= Request =
Reproduce the listing below without any change.

[Recorded data]
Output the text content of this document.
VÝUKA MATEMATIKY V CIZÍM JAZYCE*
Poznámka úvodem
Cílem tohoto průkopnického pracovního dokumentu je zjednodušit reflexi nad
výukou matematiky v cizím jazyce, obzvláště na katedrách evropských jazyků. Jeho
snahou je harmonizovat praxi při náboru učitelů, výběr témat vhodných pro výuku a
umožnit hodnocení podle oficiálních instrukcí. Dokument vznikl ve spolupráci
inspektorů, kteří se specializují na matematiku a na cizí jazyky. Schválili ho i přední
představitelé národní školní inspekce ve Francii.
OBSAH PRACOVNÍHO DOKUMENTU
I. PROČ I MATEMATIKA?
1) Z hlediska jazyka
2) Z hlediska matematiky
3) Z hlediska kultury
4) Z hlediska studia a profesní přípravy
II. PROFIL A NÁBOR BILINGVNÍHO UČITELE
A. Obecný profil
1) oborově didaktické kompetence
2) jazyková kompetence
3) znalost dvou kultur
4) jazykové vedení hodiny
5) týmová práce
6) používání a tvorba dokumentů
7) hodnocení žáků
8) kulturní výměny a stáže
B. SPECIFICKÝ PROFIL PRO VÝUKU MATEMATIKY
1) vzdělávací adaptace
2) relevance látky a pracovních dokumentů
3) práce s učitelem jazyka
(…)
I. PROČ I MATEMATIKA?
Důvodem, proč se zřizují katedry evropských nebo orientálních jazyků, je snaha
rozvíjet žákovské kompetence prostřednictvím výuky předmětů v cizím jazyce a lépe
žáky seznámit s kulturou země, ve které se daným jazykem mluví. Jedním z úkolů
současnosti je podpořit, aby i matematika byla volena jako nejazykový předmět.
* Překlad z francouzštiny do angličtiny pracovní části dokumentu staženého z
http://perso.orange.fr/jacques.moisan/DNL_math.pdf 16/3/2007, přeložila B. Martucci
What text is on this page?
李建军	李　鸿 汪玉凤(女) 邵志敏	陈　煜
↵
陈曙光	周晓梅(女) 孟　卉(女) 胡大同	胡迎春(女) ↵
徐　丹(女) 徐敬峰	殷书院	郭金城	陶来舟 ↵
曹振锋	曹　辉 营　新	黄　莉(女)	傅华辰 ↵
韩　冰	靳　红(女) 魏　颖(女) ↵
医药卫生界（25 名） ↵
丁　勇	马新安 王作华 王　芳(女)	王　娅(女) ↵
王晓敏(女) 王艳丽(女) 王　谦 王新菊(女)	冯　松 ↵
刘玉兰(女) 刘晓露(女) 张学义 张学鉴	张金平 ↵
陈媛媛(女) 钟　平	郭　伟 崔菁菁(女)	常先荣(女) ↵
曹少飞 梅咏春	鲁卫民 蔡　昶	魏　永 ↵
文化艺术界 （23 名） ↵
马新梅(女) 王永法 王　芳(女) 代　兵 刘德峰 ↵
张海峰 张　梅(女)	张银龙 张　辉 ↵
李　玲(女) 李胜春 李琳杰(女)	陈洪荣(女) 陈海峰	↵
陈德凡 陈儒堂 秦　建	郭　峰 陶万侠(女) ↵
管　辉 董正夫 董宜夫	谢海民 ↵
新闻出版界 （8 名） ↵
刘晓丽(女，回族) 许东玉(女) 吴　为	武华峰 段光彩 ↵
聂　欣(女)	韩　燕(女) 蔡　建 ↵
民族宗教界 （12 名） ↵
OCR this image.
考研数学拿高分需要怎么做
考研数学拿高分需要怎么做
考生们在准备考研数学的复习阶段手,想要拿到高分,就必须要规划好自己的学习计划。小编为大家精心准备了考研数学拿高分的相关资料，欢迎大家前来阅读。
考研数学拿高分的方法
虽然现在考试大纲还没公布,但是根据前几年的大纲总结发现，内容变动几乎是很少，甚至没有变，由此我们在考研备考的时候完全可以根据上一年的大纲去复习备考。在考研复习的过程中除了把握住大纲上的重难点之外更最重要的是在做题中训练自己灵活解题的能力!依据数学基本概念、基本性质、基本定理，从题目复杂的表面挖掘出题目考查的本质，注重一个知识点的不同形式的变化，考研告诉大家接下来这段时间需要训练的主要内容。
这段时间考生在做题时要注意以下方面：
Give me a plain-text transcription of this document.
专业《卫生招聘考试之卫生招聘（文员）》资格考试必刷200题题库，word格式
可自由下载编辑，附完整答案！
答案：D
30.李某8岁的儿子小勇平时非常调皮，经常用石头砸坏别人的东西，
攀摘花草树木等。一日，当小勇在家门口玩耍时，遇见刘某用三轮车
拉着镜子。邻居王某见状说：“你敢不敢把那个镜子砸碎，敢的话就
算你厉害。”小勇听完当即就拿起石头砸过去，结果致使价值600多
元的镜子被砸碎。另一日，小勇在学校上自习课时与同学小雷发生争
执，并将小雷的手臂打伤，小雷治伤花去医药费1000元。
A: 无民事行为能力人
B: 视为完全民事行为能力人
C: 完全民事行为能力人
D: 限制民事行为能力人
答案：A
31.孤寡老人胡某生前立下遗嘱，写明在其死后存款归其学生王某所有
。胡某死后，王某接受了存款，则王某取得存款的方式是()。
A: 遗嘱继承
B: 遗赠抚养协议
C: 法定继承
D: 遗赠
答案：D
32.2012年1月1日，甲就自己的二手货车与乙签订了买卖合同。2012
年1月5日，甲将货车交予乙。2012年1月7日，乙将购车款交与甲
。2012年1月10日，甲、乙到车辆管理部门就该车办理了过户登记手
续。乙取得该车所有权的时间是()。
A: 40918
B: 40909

= Solution to the problem =
Output the text content of this document.
VÝUKA MATEMATIKY V CIZÍM JAZYCE*
Poznámka úvodem
Cílem tohoto průkopnického pracovního dokumentu je zjednodušit reflexi nad
výukou matematiky v cizím jazyce, obzvláště na katedrách evropských jazyků. Jeho
snahou je harmonizovat praxi při náboru učitelů, výběr témat vhodných pro výuku a
umožnit hodnocení podle oficiálních instrukcí. Dokument vznikl ve spolupráci
inspektorů, kteří se specializují na matematiku a na cizí jazyky. Schválili ho i přední
představitelé národní školní inspekce ve Francii.
OBSAH PRACOVNÍHO DOKUMENTU
I. PROČ I MATEMATIKA?
1) Z hlediska jazyka
2) Z hlediska matematiky
3) Z hlediska kultury
4) Z hlediska studia a profesní přípravy
II. PROFIL A NÁBOR BILINGVNÍHO UČITELE
A. Obecný profil
1) oborově didaktické kompetence
2) jazyková kompetence
3) znalost dvou kultur
4) jazykové vedení hodiny
5) týmová práce
6) používání a tvorba dokumentů
7) hodnocení žáků
8) kulturní výměny a stáže
B. SPECIFICKÝ PROFIL PRO VÝUKU MATEMATIKY
1) vzdělávací adaptace
2) relevance látky a pracovních dokumentů
3) práce s učitelem jazyka
(…)
I. PROČ I MATEMATIKA?
Důvodem, proč se zřizují katedry evropských nebo orientálních jazyků, je snaha
rozvíjet žákovské kompetence prostřednictvím výuky předmětů v cizím jazyce a lépe
žáky seznámit s kulturou země, ve které se daným jazykem mluví. Jedním z úkolů
současnosti je podpořit, aby i matematika byla volena jako nejazykový předmět.
* Překlad z francouzštiny do angličtiny pracovní části dokumentu staženého z
http://perso.orange.fr/jacques.moisan/DNL_math.pdf 16/3/2007, přeložila B. Martucci
What text is on this page?
李建军	李　鸿 汪玉凤(女) 邵志敏	陈　煜
↵
陈曙光	周晓梅(女) 孟　卉(女) 胡大同	胡迎春(女) ↵
徐　丹(女) 徐敬峰	殷书院	郭金城	陶来舟 ↵
曹振锋	曹　辉 营　新	黄　莉(女)	傅华辰 ↵
韩　冰	靳　红(女) 魏　颖(女) ↵
医药卫生界（25 名） ↵
丁　勇	马新安 王作华 王　芳(女)	王　娅(女) ↵
王晓敏(女) 王艳丽(女) 王　谦 王新菊(女)	冯　松 ↵
刘玉兰(女) 刘晓露(女) 张学义 张学鉴	张金平 ↵
陈媛媛(女) 钟　平	郭　伟 崔菁菁(女)	常先荣(女) ↵
曹少飞 梅咏春	鲁卫民 蔡　昶	魏　永 ↵
文化艺术界 （23 名） ↵
马新梅(女) 王永法 王　芳(女) 代　兵 刘德峰 ↵
张海峰 张　梅(女)	张银龙 张　辉 ↵
李　玲(女) 李胜春 李琳杰(女)	陈洪荣(女) 陈海峰	↵
陈德凡 陈儒堂 秦　建	郭　峰 陶万侠(女) ↵
管　辉 董正夫 董宜夫	谢海民 ↵
新闻出版界 （8 名） ↵
刘晓丽(女，回族) 许东玉(女) 吴　为	武华峰 段光彩 ↵
聂　欣(女)	韩　燕(女) 蔡　建 ↵
民族宗教界 （12 名） ↵
OCR this image.
考研数学拿高分需要怎么做
考研数学拿高分需要怎么做
考生们在准备考研数学的复习阶段手,想要拿到高分,就必须要规划好自己的学习计划。小编为大家精心准备了考研数学拿高分的相关资料，欢迎大家前来阅读。
考研数学拿高分的方法
虽然现在考试大纲还没公布,但是根据前几年的大纲总结发现，内容变动几乎是很少，甚至没有变，由此我们在考研备考的时候完全可以根据上一年的大纲去复习备考。在考研复习的过程中除了把握住大纲上的重难点之外更最重要的是在做题中训练自己灵活解题的能力!依据数学基本概念、基本性质、基本定理，从题目复杂的表面挖掘出题目考查的本质，注重一个知识点的不同形式的变化，考研告诉大家接下来这段时间需要训练的主要内容。
这段时间考生在做题时要注意以下方面：
Give me a plain-text transcription of this document.
专业《卫生招聘考试之卫生招聘（文员）》资格考试必刷200题题库，word格式
可自由下载编辑，附完整答案！
答案：D
30.李某8岁的儿子小勇平时非常调皮，经常用石头砸坏别人的东西，
攀摘花草树木等。一日，当小勇在家门口玩耍时，遇见刘某用三轮车
拉着镜子。邻居王某见状说：“你敢不敢把那个镜子砸碎，敢的话就
算你厉害。”小勇听完当即就拿起石头砸过去，结果致使价值600多
元的镜子被砸碎。另一日，小勇在学校上自习课时与同学小雷发生争
执，并将小雷的手臂打伤，小雷治伤花去医药费1000元。
A: 无民事行为能力人
B: 视为完全民事行为能力人
C: 完全民事行为能力人
D: 限制民事行为能力人
答案：A
31.孤寡老人胡某生前立下遗嘱，写明在其死后存款归其学生王某所有
。胡某死后，王某接受了存款，则王某取得存款的方式是()。
A: 遗嘱继承
B: 遗赠抚养协议
C: 法定继承
D: 遗赠
答案：D
32.2012年1月1日，甲就自己的二手货车与乙签订了买卖合同。2012
年1月5日，甲将货车交予乙。2012年1月7日，乙将购车款交与甲
。2012年1月10日，甲、乙到车辆管理部门就该车办理了过户登记手
续。乙取得该车所有权的时间是()。
A: 40918
B: 40909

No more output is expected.